Stated problem
Extract each line holding the word "многоквартирных" from the entries.

· · · · · · ·

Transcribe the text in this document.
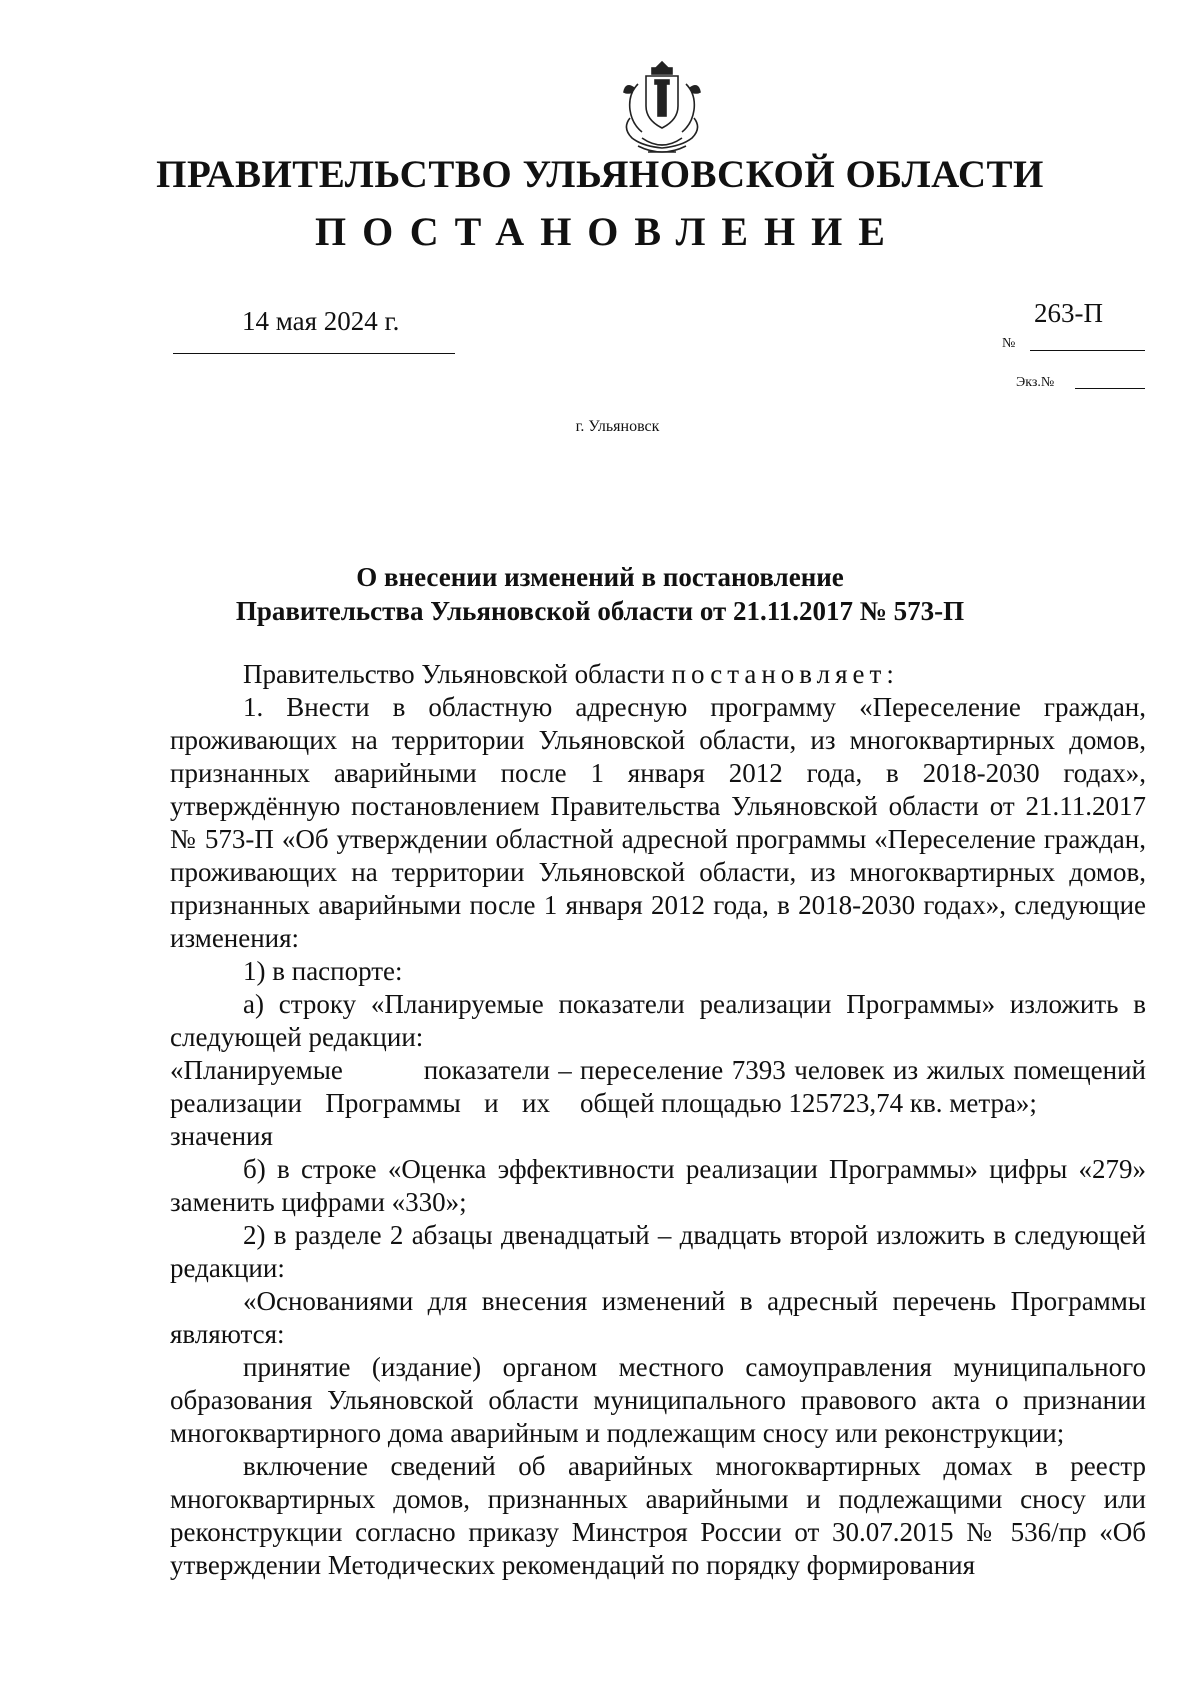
ПРАВИТЕЛЬСТВО УЛЬЯНОВСКОЙ ОБЛАСТИ
ПОСТАНОВЛЕНИЕ
14 мая 2024 г.	263-П
№
Экз.№
г. Ульяновск
О внесении изменений в постановление
Правительства Ульяновской области от 21.11.2017 № 573-П

Правительство Ульяновской области постановляет:

1. Внести в областную адресную программу «Переселение граждан, проживающих на территории Ульяновской области, из многоквартирных домов, признанных аварийными после 1 января 2012 года, в 2018-2030 годах», утверждённую постановлением Правительства Ульяновской области от 21.11.2017 № 573-П «Об утверждении областной адресной программы «Переселение граждан, проживающих на территории Ульяновской области, из многоквартирных домов, признанных аварийными после 1 января 2012 года, в 2018-2030 годах», следующие изменения:

1) в паспорте:

а) строку «Планируемые показатели реализации Программы» изложить в следующей редакции:

«Планируемые показатели реализации Программы и их значения
– переселение 7393 человек из жилых помещений общей площадью 125723,74 кв. метра»;

б) в строке «Оценка эффективности реализации Программы» цифры «279» заменить цифрами «330»;

2) в разделе 2 абзацы двенадцатый – двадцать второй изложить в следующей редакции:

«Основаниями для внесения изменений в адресный перечень Программы являются:

принятие (издание) органом местного самоуправления муниципального образования Ульяновской области муниципального правового акта о признании многоквартирного дома аварийным и подлежащим сносу или реконструкции;

включение сведений об аварийных многоквартирных домах в реестр многоквартирных домов, признанных аварийными и подлежащими сносу или реконструкции согласно приказу Минстроя России от 30.07.2015 № 536/пр «Об утверждении Методических рекомендаций по порядку формирования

· · · · · · ·

Exercise response
1. Внести в областную адресную программу «Переселение граждан, проживающих на территории Ульяновской области, из многоквартирных домов, признанных аварийными после 1 января 2012 года, в 2018-2030 годах», утверждённую постановлением Правительства Ульяновской области от 21.11.2017 № 573-П «Об утверждении областной адресной программы «Переселение граждан, проживающих на территории Ульяновской области, из многоквартирных домов, признанных аварийными после 1 января 2012 года, в 2018-2030 годах», следующие изменения:
включение сведений об аварийных многоквартирных домах в реестр многоквартирных домов, признанных аварийными и подлежащими сносу или реконструкции согласно приказу Минстроя России от 30.07.2015 № 536/пр «Об утверждении Методических рекомендаций по порядку формирования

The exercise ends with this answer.